- **The task**: Locate each line below that includes "Startup" and reproduce it.

- **Stored data**:
------------------------

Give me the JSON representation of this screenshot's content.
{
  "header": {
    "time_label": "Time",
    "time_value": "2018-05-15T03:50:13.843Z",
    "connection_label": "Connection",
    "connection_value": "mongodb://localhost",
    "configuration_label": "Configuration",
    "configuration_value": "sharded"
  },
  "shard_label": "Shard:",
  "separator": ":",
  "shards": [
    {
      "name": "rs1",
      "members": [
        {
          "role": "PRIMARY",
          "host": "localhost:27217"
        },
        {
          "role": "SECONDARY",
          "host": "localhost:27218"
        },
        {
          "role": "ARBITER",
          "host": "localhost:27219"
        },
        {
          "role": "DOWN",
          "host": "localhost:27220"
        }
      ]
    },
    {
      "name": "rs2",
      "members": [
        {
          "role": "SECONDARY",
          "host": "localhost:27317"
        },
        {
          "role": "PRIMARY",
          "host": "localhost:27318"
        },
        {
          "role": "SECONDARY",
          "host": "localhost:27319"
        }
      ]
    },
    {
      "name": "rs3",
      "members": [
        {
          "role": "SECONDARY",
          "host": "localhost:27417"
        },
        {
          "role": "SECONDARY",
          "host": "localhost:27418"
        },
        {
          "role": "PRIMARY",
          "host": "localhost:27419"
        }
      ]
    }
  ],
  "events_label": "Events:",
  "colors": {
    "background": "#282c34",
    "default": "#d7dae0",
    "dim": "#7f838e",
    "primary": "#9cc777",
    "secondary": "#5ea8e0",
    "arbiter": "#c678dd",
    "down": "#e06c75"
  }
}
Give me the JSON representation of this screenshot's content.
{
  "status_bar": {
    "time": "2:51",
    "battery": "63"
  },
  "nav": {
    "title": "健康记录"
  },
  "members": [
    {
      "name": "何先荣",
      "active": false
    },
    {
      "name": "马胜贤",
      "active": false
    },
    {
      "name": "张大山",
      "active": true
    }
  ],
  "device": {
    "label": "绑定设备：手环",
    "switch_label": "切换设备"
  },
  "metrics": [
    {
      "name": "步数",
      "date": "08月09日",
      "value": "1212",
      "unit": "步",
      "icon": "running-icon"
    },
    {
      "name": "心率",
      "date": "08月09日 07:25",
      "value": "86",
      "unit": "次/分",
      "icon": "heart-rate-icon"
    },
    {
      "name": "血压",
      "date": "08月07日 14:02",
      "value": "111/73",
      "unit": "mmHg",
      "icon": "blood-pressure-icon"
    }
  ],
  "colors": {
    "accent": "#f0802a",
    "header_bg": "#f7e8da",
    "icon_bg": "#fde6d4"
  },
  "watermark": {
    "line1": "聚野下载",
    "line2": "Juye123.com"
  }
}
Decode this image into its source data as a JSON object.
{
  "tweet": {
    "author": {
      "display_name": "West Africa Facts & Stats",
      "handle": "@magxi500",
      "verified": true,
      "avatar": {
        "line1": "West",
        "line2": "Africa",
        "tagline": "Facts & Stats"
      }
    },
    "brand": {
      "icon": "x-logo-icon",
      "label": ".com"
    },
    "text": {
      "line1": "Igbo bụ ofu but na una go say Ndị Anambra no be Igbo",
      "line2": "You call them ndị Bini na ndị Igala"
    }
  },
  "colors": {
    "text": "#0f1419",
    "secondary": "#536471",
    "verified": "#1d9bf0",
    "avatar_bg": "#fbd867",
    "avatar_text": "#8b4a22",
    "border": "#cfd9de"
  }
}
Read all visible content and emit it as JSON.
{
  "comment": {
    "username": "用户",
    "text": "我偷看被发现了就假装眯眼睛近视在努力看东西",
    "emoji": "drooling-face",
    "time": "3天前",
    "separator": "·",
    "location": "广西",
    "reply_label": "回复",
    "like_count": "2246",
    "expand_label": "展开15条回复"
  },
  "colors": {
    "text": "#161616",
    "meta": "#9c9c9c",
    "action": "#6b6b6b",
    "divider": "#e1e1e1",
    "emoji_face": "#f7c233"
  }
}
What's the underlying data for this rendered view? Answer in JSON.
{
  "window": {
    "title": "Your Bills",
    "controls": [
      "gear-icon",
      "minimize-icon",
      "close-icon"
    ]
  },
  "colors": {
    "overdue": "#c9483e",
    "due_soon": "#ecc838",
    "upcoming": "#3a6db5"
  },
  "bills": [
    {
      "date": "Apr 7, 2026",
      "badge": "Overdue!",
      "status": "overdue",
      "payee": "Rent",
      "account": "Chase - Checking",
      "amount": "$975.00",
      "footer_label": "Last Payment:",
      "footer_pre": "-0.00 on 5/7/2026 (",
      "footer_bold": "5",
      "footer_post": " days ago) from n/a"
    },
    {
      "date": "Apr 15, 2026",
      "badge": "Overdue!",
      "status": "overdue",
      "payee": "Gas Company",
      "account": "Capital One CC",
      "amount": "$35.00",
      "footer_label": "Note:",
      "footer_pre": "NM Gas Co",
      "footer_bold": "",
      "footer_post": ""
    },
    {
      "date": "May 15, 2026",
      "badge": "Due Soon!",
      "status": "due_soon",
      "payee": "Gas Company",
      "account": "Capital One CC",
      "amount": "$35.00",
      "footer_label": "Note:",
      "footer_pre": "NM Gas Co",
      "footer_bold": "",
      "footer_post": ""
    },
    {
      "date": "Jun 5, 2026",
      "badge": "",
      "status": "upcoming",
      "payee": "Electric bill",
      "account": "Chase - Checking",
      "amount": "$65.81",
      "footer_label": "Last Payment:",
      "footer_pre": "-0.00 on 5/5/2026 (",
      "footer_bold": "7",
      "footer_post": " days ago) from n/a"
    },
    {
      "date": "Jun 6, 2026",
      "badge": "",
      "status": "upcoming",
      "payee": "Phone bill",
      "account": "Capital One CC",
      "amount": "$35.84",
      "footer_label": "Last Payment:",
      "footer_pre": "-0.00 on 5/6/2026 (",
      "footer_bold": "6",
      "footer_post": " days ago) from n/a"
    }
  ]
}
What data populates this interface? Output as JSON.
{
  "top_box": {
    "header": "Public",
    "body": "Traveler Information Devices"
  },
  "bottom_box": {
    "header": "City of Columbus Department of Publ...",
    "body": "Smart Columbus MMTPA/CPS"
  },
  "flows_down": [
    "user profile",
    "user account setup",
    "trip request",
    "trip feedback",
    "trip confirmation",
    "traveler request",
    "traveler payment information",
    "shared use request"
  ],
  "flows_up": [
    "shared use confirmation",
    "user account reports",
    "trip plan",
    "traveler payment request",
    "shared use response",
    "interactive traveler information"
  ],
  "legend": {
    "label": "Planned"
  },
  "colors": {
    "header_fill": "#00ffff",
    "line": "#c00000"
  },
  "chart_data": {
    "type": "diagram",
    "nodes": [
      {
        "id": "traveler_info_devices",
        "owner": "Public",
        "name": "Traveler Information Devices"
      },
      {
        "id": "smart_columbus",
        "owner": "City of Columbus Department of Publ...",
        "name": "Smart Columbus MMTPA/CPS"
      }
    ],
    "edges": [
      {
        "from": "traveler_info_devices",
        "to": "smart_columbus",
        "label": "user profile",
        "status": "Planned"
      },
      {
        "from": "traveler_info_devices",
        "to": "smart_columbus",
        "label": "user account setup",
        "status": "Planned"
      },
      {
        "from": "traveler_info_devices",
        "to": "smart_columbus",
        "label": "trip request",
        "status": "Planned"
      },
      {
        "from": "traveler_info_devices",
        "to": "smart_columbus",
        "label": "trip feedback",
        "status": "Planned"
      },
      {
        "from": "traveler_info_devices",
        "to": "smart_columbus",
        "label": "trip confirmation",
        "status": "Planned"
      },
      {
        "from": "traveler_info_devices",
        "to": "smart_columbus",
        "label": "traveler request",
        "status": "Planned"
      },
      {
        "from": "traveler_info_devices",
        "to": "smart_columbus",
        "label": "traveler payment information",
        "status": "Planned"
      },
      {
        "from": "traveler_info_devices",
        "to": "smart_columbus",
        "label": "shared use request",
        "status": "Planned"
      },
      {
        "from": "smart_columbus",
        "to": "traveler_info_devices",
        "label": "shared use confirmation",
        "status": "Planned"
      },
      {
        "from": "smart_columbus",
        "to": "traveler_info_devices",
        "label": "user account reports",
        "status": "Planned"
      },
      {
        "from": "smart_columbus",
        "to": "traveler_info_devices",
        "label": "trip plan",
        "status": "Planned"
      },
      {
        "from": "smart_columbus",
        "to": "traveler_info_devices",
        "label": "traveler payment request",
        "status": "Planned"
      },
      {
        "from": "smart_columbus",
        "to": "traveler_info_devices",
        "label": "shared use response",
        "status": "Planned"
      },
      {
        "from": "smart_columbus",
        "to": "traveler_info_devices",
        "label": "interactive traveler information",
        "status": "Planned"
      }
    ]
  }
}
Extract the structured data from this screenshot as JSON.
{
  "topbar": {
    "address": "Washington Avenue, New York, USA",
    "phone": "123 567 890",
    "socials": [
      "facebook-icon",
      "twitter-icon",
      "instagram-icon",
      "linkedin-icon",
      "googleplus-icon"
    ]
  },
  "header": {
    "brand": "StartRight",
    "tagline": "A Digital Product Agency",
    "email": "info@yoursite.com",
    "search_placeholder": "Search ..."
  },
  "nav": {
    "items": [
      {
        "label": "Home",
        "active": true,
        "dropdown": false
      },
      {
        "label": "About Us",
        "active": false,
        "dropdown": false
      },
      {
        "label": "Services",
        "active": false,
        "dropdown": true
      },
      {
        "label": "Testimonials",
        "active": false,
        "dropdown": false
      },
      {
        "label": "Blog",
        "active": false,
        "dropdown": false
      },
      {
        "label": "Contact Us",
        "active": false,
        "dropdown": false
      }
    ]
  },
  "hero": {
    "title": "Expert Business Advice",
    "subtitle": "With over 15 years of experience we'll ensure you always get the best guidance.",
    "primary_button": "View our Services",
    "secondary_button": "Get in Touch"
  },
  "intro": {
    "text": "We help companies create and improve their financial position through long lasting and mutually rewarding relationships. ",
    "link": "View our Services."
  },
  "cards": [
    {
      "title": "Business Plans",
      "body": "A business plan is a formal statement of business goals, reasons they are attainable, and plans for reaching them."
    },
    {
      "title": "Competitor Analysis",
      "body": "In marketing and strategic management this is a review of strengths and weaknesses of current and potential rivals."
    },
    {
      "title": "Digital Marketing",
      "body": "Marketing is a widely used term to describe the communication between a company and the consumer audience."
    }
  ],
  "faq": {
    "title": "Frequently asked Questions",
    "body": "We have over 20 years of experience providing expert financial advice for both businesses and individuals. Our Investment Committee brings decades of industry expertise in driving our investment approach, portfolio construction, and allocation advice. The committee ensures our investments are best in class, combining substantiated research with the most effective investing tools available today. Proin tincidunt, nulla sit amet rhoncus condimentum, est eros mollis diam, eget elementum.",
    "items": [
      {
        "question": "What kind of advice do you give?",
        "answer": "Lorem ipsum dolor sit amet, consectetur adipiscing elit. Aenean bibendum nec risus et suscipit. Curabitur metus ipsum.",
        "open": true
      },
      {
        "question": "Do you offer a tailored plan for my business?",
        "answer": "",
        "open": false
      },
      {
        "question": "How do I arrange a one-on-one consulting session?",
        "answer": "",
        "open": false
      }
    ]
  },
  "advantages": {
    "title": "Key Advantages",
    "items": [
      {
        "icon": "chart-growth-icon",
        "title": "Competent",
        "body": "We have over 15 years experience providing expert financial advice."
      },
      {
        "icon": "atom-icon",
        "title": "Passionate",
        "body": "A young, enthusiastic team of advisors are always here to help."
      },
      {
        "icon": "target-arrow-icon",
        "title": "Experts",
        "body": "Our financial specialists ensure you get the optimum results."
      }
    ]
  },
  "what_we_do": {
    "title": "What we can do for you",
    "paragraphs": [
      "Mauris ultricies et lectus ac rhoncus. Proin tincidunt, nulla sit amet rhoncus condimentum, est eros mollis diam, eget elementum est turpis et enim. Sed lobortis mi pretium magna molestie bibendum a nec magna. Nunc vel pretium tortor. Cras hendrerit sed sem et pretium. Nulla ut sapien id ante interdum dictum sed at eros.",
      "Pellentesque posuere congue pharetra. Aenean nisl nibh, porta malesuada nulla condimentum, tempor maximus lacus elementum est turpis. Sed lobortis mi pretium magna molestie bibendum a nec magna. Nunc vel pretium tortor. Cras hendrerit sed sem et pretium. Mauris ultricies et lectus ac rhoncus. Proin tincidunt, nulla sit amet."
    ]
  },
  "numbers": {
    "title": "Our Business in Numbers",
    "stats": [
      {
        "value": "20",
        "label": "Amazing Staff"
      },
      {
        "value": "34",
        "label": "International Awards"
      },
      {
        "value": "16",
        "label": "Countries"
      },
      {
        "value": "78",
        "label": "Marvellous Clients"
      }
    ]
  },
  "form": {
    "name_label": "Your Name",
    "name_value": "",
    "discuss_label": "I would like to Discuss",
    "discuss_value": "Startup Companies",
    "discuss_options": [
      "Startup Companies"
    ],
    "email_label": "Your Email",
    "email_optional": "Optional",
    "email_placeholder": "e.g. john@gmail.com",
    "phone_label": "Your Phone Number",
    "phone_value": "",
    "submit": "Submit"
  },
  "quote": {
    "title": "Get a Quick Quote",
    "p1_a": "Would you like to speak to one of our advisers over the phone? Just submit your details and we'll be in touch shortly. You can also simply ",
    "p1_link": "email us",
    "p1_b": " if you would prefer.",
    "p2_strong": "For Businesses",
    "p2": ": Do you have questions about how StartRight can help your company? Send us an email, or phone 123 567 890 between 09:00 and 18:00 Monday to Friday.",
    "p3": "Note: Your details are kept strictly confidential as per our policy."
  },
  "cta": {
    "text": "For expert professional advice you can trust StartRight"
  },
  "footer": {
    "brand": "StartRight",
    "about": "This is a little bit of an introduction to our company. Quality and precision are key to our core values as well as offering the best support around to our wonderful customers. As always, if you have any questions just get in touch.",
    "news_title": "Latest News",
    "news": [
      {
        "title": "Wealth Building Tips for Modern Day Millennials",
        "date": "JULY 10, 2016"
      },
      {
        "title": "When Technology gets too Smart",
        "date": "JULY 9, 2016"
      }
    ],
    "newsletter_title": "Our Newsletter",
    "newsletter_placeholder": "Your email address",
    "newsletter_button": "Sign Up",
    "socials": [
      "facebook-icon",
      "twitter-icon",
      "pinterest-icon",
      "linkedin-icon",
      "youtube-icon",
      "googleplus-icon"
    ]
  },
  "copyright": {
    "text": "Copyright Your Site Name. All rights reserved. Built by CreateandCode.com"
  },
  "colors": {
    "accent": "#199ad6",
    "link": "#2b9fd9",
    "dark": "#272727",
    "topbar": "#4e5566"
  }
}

------------------------

- **Written solution**:
    "discuss_value": "Startup Companies",
      "Startup Companies"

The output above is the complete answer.